▶ _Required work_
Collect all lines from the records below that include the word "Personen".

## Start Provided data

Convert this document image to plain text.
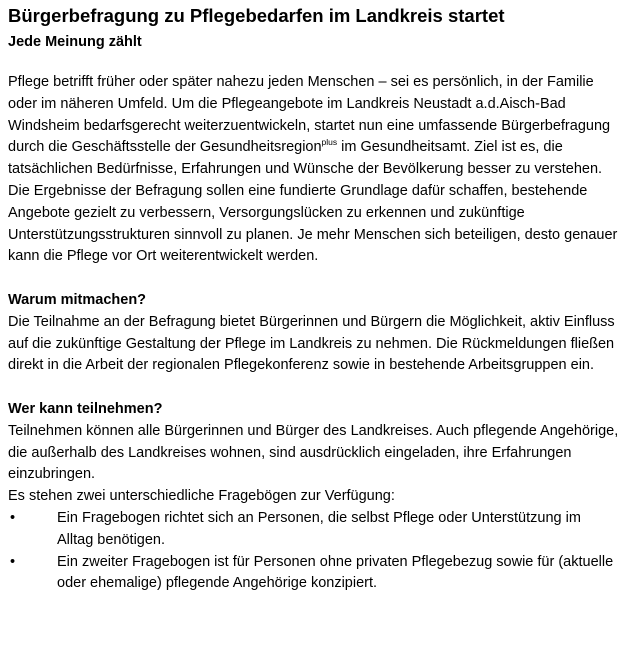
Bürgerbefragung zu Pflegebedarfen im Landkreis startet

Jede Meinung zählt

Pflege betrifft früher oder später nahezu jeden Menschen – sei es persönlich, in der Familie oder im näheren Umfeld. Um die Pflegeangebote im Landkreis Neustadt a.d.Aisch-Bad Windsheim bedarfsgerecht weiterzuentwickeln, startet nun eine umfassende Bürgerbefragung durch die Geschäftsstelle der Gesundheitsregion$^{plus}$ im Gesundheitsamt. Ziel ist es, die tatsächlichen Bedürfnisse, Erfahrungen und Wünsche der Bevölkerung besser zu verstehen.

Die Ergebnisse der Befragung sollen eine fundierte Grundlage dafür schaffen, bestehende Angebote gezielt zu verbessern, Versorgungslücken zu erkennen und zukünftige Unterstützungsstrukturen sinnvoll zu planen. Je mehr Menschen sich beteiligen, desto genauer kann die Pflege vor Ort weiterentwickelt werden.

Warum mitmachen?

Die Teilnahme an der Befragung bietet Bürgerinnen und Bürgern die Möglichkeit, aktiv Einfluss auf die zukünftige Gestaltung der Pflege im Landkreis zu nehmen. Die Rückmeldungen fließen direkt in die Arbeit der regionalen Pflegekonferenz sowie in bestehende Arbeitsgruppen ein.

Wer kann teilnehmen?

Teilnehmen können alle Bürgerinnen und Bürger des Landkreises. Auch pflegende Angehörige, die außerhalb des Landkreises wohnen, sind ausdrücklich eingeladen, ihre Erfahrungen einzubringen.

Es stehen zwei unterschiedliche Fragebögen zur Verfügung:

•	Ein Fragebogen richtet sich an Personen, die selbst Pflege oder Unterstützung im Alltag benötigen.
•	Ein zweiter Fragebogen ist für Personen ohne privaten Pflegebezug sowie für (aktuelle oder ehemalige) pflegende Angehörige konzipiert.
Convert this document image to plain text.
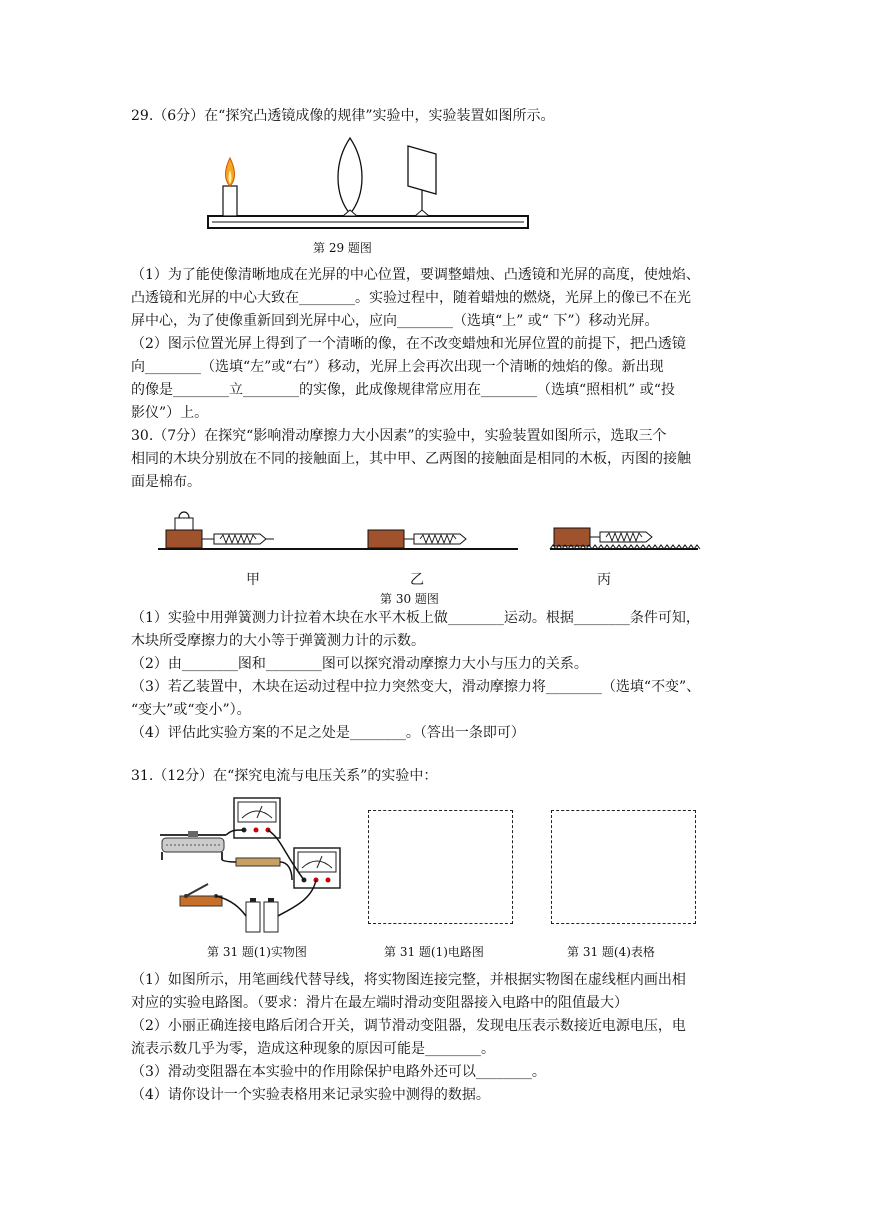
29.（6分）在“探究凸透镜成像的规律”实验中，实验装置如图所示。
第 29 题图
（1）为了能使像清晰地成在光屏的中心位置，要调整蜡烛、凸透镜和光屏的高度，使烛焰、
凸透镜和光屏的中心大致在________。实验过程中，随着蜡烛的燃烧，光屏上的像已不在光
屏中心，为了使像重新回到光屏中心，应向________（选填“上” 或“ 下”）移动光屏。
（2）图示位置光屏上得到了一个清晰的像，在不改变蜡烛和光屏位置的前提下，把凸透镜
向________（选填“左”或“右”）移动，光屏上会再次出现一个清晰的烛焰的像。新出现
的像是________立________的实像，此成像规律常应用在________（选填“照相机” 或“投
影仪”）上。
30.（7分）在探究“影响滑动摩擦力大小因素”的实验中，实验装置如图所示，选取三个
相同的木块分别放在不同的接触面上，其中甲、乙两图的接触面是相同的木板，丙图的接触
面是棉布。
甲	乙	丙
第 30 题图
（1）实验中用弹簧测力计拉着木块在水平木板上做________运动。根据________条件可知，
木块所受摩擦力的大小等于弹簧测力计的示数。
（2）由________图和________图可以探究滑动摩擦力大小与压力的关系。
（3）若乙装置中，木块在运动过程中拉力突然变大，滑动摩擦力将________（选填“不变”、
“变大”或“变小”）。
（4）评估此实验方案的不足之处是________。（答出一条即可）
31.（12分）在“探究电流与电压关系”的实验中：
第 31 题(1)实物图	第 31 题(1)电路图	第 31 题(4)表格
（1）如图所示，用笔画线代替导线，将实物图连接完整，并根据实物图在虚线框内画出相
对应的实验电路图。（要求：滑片在最左端时滑动变阻器接入电路中的阻值最大）
（2）小丽正确连接电路后闭合开关，调节滑动变阻器，发现电压表示数接近电源电压，电
流表示数几乎为零，造成这种现象的原因可能是________。
（3）滑动变阻器在本实验中的作用除保护电路外还可以________。
（4）请你设计一个实验表格用来记录实验中测得的数据。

## End Provided data

▶ _The response_
•	Ein Fragebogen richtet sich an Personen, die selbst Pflege oder Unterstützung im Alltag benötigen.
•	Ein zweiter Fragebogen ist für Personen ohne privaten Pflegebezug sowie für (aktuelle oder ehemalige) pflegende Angehörige konzipiert.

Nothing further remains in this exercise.